## Task statement
Could every line of the data be printed exactly as it reads?

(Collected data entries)
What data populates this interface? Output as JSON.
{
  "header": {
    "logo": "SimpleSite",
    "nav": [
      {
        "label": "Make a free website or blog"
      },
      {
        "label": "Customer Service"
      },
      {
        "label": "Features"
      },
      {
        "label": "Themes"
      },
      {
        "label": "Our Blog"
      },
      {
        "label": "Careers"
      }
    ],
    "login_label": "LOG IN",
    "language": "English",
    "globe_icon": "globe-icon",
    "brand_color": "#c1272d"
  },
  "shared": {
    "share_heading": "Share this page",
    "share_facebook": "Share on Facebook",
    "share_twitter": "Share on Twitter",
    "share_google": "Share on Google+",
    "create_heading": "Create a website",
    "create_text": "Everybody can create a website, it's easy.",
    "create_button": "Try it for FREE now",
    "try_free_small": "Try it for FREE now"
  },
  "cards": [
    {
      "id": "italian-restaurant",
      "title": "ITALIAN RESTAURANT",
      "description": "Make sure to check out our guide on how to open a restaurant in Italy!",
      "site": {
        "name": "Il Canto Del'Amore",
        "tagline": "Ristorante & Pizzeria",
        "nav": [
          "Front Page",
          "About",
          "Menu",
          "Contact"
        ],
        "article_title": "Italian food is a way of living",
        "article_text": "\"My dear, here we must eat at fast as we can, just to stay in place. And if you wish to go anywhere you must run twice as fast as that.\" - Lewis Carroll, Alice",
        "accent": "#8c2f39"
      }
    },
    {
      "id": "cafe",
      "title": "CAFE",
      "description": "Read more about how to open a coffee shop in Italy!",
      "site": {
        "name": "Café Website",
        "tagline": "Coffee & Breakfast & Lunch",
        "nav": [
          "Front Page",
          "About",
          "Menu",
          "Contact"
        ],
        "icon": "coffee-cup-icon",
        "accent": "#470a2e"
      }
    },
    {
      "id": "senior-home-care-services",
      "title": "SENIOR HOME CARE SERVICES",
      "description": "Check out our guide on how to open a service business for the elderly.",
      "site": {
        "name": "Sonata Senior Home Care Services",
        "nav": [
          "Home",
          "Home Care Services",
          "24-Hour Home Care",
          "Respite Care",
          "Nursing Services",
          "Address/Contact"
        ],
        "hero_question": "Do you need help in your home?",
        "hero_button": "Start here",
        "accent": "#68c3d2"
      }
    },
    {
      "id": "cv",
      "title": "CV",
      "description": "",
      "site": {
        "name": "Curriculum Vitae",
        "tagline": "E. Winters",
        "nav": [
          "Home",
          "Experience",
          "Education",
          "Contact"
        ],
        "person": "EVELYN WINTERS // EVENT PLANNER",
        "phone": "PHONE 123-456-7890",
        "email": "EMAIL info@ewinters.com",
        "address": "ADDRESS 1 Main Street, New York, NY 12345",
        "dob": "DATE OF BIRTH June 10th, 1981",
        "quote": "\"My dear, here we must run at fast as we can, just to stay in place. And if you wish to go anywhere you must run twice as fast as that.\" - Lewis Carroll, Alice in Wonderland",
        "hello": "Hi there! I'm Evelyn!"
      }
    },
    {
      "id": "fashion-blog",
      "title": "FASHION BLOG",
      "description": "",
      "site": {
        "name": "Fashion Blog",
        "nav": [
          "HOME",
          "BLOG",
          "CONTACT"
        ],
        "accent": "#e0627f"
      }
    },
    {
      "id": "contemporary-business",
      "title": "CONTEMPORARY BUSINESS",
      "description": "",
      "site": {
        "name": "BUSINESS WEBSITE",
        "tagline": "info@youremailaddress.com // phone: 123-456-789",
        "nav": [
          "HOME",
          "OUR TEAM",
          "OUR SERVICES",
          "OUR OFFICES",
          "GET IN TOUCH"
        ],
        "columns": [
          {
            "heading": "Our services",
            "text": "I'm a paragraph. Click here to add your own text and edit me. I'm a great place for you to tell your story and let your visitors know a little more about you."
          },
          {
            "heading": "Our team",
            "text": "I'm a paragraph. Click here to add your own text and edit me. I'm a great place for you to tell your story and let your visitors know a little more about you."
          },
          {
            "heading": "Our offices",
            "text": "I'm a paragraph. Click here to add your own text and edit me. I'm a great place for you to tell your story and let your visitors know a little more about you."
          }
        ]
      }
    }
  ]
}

## Result
What data populates this interface? Output as JSON.
{
  "header": {
    "logo": "SimpleSite",
    "nav": [
      {
        "label": "Make a free website or blog"
      },
      {
        "label": "Customer Service"
      },
      {
        "label": "Features"
      },
      {
        "label": "Themes"
      },
      {
        "label": "Our Blog"
      },
      {
        "label": "Careers"
      }
    ],
    "login_label": "LOG IN",
    "language": "English",
    "globe_icon": "globe-icon",
    "brand_color": "#c1272d"
  },
  "shared": {
    "share_heading": "Share this page",
    "share_facebook": "Share on Facebook",
    "share_twitter": "Share on Twitter",
    "share_google": "Share on Google+",
    "create_heading": "Create a website",
    "create_text": "Everybody can create a website, it's easy.",
    "create_button": "Try it for FREE now",
    "try_free_small": "Try it for FREE now"
  },
  "cards": [
    {
      "id": "italian-restaurant",
      "title": "ITALIAN RESTAURANT",
      "description": "Make sure to check out our guide on how to open a restaurant in Italy!",
      "site": {
        "name": "Il Canto Del'Amore",
        "tagline": "Ristorante & Pizzeria",
        "nav": [
          "Front Page",
          "About",
          "Menu",
          "Contact"
        ],
        "article_title": "Italian food is a way of living",
        "article_text": "\"My dear, here we must eat at fast as we can, just to stay in place. And if you wish to go anywhere you must run twice as fast as that.\" - Lewis Carroll, Alice",
        "accent": "#8c2f39"
      }
    },
    {
      "id": "cafe",
      "title": "CAFE",
      "description": "Read more about how to open a coffee shop in Italy!",
      "site": {
        "name": "Café Website",
        "tagline": "Coffee & Breakfast & Lunch",
        "nav": [
          "Front Page",
          "About",
          "Menu",
          "Contact"
        ],
        "icon": "coffee-cup-icon",
        "accent": "#470a2e"
      }
    },
    {
      "id": "senior-home-care-services",
      "title": "SENIOR HOME CARE SERVICES",
      "description": "Check out our guide on how to open a service business for the elderly.",
      "site": {
        "name": "Sonata Senior Home Care Services",
        "nav": [
          "Home",
          "Home Care Services",
          "24-Hour Home Care",
          "Respite Care",
          "Nursing Services",
          "Address/Contact"
        ],
        "hero_question": "Do you need help in your home?",
        "hero_button": "Start here",
        "accent": "#68c3d2"
      }
    },
    {
      "id": "cv",
      "title": "CV",
      "description": "",
      "site": {
        "name": "Curriculum Vitae",
        "tagline": "E. Winters",
        "nav": [
          "Home",
          "Experience",
          "Education",
          "Contact"
        ],
        "person": "EVELYN WINTERS // EVENT PLANNER",
        "phone": "PHONE 123-456-7890",
        "email": "EMAIL info@ewinters.com",
        "address": "ADDRESS 1 Main Street, New York, NY 12345",
        "dob": "DATE OF BIRTH June 10th, 1981",
        "quote": "\"My dear, here we must run at fast as we can, just to stay in place. And if you wish to go anywhere you must run twice as fast as that.\" - Lewis Carroll, Alice in Wonderland",
        "hello": "Hi there! I'm Evelyn!"
      }
    },
    {
      "id": "fashion-blog",
      "title": "FASHION BLOG",
      "description": "",
      "site": {
        "name": "Fashion Blog",
        "nav": [
          "HOME",
          "BLOG",
          "CONTACT"
        ],
        "accent": "#e0627f"
      }
    },
    {
      "id": "contemporary-business",
      "title": "CONTEMPORARY BUSINESS",
      "description": "",
      "site": {
        "name": "BUSINESS WEBSITE",
        "tagline": "info@youremailaddress.com // phone: 123-456-789",
        "nav": [
          "HOME",
          "OUR TEAM",
          "OUR SERVICES",
          "OUR OFFICES",
          "GET IN TOUCH"
        ],
        "columns": [
          {
            "heading": "Our services",
            "text": "I'm a paragraph. Click here to add your own text and edit me. I'm a great place for you to tell your story and let your visitors know a little more about you."
          },
          {
            "heading": "Our team",
            "text": "I'm a paragraph. Click here to add your own text and edit me. I'm a great place for you to tell your story and let your visitors know a little more about you."
          },
          {
            "heading": "Our offices",
            "text": "I'm a paragraph. Click here to add your own text and edit me. I'm a great place for you to tell your story and let your visitors know a little more about you."
          }
        ]
      }
    }
  ]
}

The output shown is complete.